▶ **Task to carry out**
Tally the lines in the data that follows that include the word "time", and report nothing but the total.
++++ Records provided
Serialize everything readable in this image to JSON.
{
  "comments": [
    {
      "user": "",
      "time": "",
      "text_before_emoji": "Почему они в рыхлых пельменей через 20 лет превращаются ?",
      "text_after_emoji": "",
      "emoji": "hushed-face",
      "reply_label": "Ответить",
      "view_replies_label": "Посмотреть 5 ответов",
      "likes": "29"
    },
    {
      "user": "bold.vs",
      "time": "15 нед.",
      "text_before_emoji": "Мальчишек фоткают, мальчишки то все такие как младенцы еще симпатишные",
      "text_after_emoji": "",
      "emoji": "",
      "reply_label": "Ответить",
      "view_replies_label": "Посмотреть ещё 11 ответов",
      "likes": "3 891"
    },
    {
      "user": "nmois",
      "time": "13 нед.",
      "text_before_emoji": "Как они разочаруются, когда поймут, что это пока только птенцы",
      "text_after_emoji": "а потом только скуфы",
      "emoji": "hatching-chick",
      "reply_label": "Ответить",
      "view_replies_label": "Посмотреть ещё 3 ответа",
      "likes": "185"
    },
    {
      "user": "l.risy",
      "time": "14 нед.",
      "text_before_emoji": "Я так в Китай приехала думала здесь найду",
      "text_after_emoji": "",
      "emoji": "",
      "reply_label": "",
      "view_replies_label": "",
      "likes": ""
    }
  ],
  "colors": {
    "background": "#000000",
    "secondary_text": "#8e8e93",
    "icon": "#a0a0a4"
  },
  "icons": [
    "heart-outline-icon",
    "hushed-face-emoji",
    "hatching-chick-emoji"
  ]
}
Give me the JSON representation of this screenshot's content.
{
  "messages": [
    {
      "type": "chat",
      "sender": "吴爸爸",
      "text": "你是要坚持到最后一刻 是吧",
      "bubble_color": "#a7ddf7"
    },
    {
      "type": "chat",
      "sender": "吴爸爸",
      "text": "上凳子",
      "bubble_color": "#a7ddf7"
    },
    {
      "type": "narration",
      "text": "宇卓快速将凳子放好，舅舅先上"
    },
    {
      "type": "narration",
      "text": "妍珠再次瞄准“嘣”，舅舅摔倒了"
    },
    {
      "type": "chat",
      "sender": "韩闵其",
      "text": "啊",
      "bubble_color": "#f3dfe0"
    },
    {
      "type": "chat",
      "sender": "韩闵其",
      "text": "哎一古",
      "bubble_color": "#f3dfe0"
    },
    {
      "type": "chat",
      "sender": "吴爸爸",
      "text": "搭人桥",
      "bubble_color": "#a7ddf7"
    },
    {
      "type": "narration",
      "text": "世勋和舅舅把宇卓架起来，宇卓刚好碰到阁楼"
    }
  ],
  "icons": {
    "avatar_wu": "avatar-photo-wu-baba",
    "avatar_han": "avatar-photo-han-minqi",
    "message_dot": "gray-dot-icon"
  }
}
++++++++
▶ **Response to the exercise**
4